Problem requirements. From the entries below, gather every line containing the string "ffffff".

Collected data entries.
########

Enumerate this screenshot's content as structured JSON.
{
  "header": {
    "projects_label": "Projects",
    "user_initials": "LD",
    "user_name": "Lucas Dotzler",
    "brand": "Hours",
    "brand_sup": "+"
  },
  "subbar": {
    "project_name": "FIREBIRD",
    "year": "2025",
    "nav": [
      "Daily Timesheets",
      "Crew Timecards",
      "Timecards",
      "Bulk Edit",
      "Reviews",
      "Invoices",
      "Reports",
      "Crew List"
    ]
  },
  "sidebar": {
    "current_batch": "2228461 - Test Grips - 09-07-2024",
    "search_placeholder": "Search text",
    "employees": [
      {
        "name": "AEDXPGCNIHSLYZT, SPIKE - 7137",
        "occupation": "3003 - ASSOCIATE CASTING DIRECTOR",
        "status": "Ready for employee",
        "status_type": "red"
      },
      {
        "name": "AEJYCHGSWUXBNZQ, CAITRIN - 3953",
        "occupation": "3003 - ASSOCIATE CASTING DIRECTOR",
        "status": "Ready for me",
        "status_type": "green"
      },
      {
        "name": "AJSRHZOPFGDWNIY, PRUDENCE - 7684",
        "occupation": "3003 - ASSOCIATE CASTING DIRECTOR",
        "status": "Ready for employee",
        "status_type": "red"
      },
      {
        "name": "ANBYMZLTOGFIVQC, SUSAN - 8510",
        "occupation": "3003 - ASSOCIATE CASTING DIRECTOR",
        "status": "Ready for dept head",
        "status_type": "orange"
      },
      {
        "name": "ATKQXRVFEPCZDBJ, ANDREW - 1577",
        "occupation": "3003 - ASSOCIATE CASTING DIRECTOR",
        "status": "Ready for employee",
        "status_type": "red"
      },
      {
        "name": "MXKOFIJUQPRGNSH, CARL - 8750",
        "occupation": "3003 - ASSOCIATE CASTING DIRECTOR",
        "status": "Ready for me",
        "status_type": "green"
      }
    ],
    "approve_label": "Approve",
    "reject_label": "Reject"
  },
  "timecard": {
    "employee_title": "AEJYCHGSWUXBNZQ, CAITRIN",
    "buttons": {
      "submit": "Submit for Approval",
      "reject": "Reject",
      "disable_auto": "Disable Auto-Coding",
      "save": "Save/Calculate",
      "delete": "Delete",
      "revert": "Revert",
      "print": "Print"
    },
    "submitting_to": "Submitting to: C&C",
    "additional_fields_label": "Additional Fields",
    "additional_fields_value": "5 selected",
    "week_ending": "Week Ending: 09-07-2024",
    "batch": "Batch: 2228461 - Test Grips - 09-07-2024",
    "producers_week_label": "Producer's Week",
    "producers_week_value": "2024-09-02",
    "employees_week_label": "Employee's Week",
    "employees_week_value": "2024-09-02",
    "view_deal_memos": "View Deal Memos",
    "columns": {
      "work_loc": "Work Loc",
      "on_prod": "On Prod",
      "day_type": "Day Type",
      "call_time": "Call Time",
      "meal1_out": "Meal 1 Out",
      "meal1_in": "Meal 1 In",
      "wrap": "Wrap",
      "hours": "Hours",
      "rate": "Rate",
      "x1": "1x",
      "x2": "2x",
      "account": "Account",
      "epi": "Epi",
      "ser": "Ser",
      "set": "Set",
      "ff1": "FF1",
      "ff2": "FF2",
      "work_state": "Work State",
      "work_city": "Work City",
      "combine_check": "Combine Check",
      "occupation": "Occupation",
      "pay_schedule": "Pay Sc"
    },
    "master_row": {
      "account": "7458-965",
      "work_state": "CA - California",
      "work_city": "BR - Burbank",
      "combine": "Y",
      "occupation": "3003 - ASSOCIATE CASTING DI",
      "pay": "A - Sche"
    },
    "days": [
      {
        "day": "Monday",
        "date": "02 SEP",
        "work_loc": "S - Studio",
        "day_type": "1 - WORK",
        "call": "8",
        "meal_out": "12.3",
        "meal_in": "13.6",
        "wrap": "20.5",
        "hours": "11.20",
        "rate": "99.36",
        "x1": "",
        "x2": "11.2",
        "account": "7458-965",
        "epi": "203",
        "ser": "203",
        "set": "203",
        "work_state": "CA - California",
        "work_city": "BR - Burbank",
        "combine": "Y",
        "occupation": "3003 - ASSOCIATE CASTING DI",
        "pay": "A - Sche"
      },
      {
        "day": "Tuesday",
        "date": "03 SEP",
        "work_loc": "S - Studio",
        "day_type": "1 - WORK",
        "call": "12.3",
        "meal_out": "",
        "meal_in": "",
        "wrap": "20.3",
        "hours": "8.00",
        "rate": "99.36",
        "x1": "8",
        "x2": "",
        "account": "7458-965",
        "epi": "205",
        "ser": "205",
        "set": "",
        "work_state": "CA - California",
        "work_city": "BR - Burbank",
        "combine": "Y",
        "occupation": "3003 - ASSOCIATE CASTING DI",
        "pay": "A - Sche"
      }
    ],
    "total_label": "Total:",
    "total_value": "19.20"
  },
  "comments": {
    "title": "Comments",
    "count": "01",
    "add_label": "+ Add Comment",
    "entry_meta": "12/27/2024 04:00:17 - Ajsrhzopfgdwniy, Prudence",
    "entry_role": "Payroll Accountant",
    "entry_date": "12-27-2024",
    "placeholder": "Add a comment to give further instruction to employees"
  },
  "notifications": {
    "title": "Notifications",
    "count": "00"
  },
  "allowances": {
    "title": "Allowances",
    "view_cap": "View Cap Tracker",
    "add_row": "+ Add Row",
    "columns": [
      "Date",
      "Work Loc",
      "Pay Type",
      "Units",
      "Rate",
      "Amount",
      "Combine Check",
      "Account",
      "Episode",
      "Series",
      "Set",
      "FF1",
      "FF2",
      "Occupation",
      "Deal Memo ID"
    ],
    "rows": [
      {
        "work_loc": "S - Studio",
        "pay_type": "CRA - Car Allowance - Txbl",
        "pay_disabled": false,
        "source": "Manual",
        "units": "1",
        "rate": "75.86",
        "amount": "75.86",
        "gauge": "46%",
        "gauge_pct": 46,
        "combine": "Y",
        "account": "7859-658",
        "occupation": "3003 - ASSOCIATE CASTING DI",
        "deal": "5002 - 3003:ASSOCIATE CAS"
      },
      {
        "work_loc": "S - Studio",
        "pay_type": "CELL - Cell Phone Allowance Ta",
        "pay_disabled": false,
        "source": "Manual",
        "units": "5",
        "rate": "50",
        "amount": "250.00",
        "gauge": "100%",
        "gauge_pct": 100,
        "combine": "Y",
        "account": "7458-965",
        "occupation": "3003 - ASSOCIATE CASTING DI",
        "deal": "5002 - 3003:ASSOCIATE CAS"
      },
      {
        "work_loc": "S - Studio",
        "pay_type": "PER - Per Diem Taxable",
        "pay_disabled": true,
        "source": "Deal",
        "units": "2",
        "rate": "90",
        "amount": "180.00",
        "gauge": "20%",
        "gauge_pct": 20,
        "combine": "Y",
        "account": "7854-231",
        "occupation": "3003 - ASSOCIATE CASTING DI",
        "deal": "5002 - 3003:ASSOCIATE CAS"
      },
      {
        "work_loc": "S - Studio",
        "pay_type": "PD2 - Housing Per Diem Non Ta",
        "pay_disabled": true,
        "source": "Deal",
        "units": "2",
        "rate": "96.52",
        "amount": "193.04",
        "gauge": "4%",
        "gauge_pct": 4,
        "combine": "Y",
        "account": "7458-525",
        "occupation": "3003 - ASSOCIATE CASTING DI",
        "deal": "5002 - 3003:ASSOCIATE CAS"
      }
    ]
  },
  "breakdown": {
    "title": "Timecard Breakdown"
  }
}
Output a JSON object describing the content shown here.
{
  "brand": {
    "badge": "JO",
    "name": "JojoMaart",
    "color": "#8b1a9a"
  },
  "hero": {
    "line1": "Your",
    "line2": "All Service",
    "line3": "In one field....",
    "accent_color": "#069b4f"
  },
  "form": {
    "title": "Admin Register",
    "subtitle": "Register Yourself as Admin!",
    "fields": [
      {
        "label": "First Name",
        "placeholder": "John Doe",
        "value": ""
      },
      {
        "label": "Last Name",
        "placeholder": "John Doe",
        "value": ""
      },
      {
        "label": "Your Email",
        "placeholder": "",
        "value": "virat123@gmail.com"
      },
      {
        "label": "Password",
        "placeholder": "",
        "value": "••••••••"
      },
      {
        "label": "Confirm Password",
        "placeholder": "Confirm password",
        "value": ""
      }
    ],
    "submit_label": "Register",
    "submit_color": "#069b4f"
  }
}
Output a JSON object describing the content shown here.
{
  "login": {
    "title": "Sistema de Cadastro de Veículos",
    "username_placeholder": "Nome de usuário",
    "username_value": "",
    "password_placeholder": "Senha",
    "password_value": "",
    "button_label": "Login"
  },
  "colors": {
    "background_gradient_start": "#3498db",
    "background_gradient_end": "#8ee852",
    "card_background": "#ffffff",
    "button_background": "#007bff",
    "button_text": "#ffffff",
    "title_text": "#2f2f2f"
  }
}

########

Task response.
    "card_background": "#ffffff",
    "button_text": "#ffffff",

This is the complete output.